[start of Document extract]

Opinion
Case No. 14CA0006
04-28-2015
STATE OF OHIO Plaintiff-Appellee v. ANGELA M. JOHNS Defendant-Appellant
APPEARANCES: For Plaintiff-Appellee: MORROW CO. PROSECUTOR THOMAS J. SMITH 60 E. High St. Mt. Gilead, OH 43338 For Defendant-Appellant: ANGELA JOHNS, pro se P.O. Box 141141 Cleveland, OH 44114
JUDGES: Hon. William B. Hoffman, P.J. Hon. Sheila G. Farmer, J. Hon. Patricia A.
OPINION
CHARACTER OF PROCEEDING: Appeal from the Morrow County Municipal Court, Case No. 2013TRD4931 JUDGMENT: AFFIRMED APPEARANCES: For Plaintiff-Appellee: MORROW CO. PROSECUTOR
THOMAS J. SMITH
60 E. High St.
Mt. Gilead, OH 43338
For Defendant-Appellant: ANGELA JOHNS, pro se
P.O. Box 141141
Cleveland, OH 44114
Delaney, J.

[end of Document extract]

*Stated problem 1*.
In the rows, write out the lines starting at the one containing "Bar [290, 303, 302, 324]" and ending at the one containing "Text: 27: 27 [117, 198, 126, 207]", exactly as they appear.

[start of Supplied material]

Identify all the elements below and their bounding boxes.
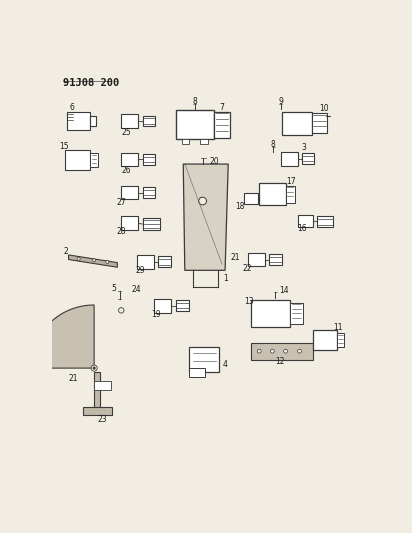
Bar [290, 303, 302, 324]
Bar [90, 154, 98, 167]
Text: 13: 13 [244, 297, 254, 305]
Bar [214, 112, 230, 138]
Text: 29: 29 [135, 266, 145, 275]
Circle shape [297, 349, 302, 353]
Bar [251, 343, 314, 360]
Bar [121, 216, 138, 230]
Bar [259, 183, 286, 205]
Text: 23: 23 [97, 415, 107, 424]
Bar [121, 185, 138, 199]
Bar [82, 407, 112, 415]
Text: 6: 6 [69, 103, 74, 112]
Text: 26: 26 [122, 166, 131, 175]
Bar [121, 152, 138, 166]
Bar [143, 218, 160, 230]
Polygon shape [30, 305, 94, 368]
Text: 17: 17 [286, 176, 296, 185]
Text: 1: 1 [223, 273, 228, 282]
Text: 27: 27 [117, 198, 126, 207]
Bar [190, 368, 205, 377]
Bar [143, 116, 155, 126]
Bar [200, 140, 208, 144]
Text: 9: 9 [279, 97, 283, 106]
Circle shape [119, 308, 124, 313]
Bar [269, 254, 282, 265]
Bar [312, 113, 328, 133]
Text: 21: 21 [230, 254, 240, 262]
Text: 22: 22 [242, 263, 252, 272]
Bar [281, 152, 298, 166]
Text: 10: 10 [319, 104, 328, 113]
Bar [137, 255, 154, 269]
Bar [121, 114, 138, 128]
Text: 8: 8 [192, 97, 197, 106]
Bar [314, 330, 337, 350]
Bar [143, 154, 155, 165]
Bar [143, 187, 155, 198]
Bar [94, 372, 101, 410]
Text: 21: 21 [68, 374, 78, 383]
Polygon shape [68, 255, 117, 267]
Bar [182, 140, 190, 144]
Bar [90, 116, 96, 126]
Bar [94, 381, 111, 391]
Circle shape [283, 349, 288, 353]
Text: 3: 3 [301, 143, 306, 151]
Text: 91J08 200: 91J08 200 [63, 78, 119, 88]
Polygon shape [183, 164, 228, 270]
Text: 18: 18 [235, 202, 245, 211]
Circle shape [257, 349, 261, 353]
Text: 12: 12 [275, 357, 285, 366]
Text: 20: 20 [209, 157, 219, 166]
Bar [176, 301, 190, 311]
Text: 5: 5 [111, 284, 116, 293]
Text: 15: 15 [59, 142, 69, 151]
Bar [298, 215, 314, 227]
Text: 14: 14 [279, 286, 289, 295]
Text: 2: 2 [63, 247, 68, 255]
Text: 11: 11 [333, 323, 342, 332]
Bar [66, 150, 90, 170]
Bar [154, 299, 171, 313]
Circle shape [106, 260, 109, 263]
Circle shape [270, 349, 274, 353]
Circle shape [199, 197, 206, 205]
Text: 16: 16 [297, 224, 307, 233]
Bar [248, 253, 265, 266]
Bar [286, 185, 295, 203]
Bar [302, 154, 314, 164]
Text: 28: 28 [117, 227, 126, 236]
Bar [244, 193, 258, 204]
Text: 8: 8 [271, 140, 276, 149]
Circle shape [93, 259, 96, 262]
Bar [176, 110, 214, 140]
Text: 19: 19 [151, 310, 161, 319]
Text: 24: 24 [132, 285, 142, 294]
Circle shape [77, 257, 80, 260]
Text: 7: 7 [220, 103, 225, 112]
Bar [67, 112, 90, 130]
Circle shape [91, 365, 97, 371]
Bar [337, 334, 344, 348]
Circle shape [93, 367, 95, 369]
Bar [159, 256, 171, 267]
Bar [283, 112, 312, 135]
Text: 25: 25 [122, 128, 131, 137]
Bar [251, 300, 290, 327]
Text: 4: 4 [222, 360, 227, 369]
Bar [190, 348, 219, 372]
Bar [317, 216, 333, 227]
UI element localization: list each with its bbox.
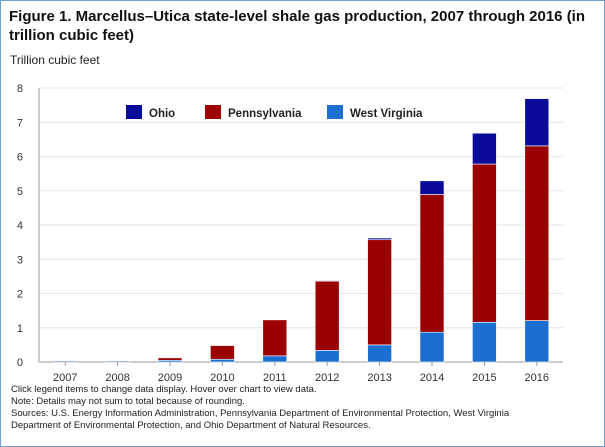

[end of Supplied material]

*Stated problem 2*.
Reproduce the court opinion header in full, word for word.

*Exercise result 1*.
Bar [290, 303, 302, 324]
Bar [90, 154, 98, 167]
Text: 13: 13 [244, 297, 254, 305]
Bar [214, 112, 230, 138]
Text: 29: 29 [135, 266, 145, 275]
Circle shape [297, 349, 302, 353]
Bar [251, 343, 314, 360]
Bar [121, 216, 138, 230]
Bar [259, 183, 286, 205]
Text: 23: 23 [97, 415, 107, 424]
Bar [121, 185, 138, 199]
Bar [82, 407, 112, 415]
Text: 6: 6 [69, 103, 74, 112]
Text: 26: 26 [122, 166, 131, 175]
Bar [121, 152, 138, 166]
Bar [143, 218, 160, 230]
Polygon shape [30, 305, 94, 368]
Text: 17: 17 [286, 176, 296, 185]
Text: 1: 1 [223, 273, 228, 282]
Text: 27: 27 [117, 198, 126, 207]

*Exercise result 2*.
Opinion
Case No. 14CA0006
04-28-2015
STATE OF OHIO Plaintiff-Appellee v. ANGELA M. JOHNS Defendant-Appellant
APPEARANCES: For Plaintiff-Appellee: MORROW CO. PROSECUTOR THOMAS J. SMITH 60 E. High St. Mt. Gilead, OH 43338 For Defendant-Appellant: ANGELA JOHNS, pro se P.O. Box 141141 Cleveland, OH 44114
JUDGES: Hon. William B. Hoffman, P.J. Hon. Sheila G. Farmer, J. Hon. Patricia A.
OPINION
CHARACTER OF PROCEEDING: Appeal from the Morrow County Municipal Court, Case No. 2013TRD4931 JUDGMENT: AFFIRMED APPEARANCES: For Plaintiff-Appellee: MORROW CO. PROSECUTOR
THOMAS J. SMITH
60 E. High St.
Mt. Gilead, OH 43338
For Defendant-Appellant: ANGELA JOHNS, pro se
P.O. Box 141141
Cleveland, OH 44114
Delaney, J.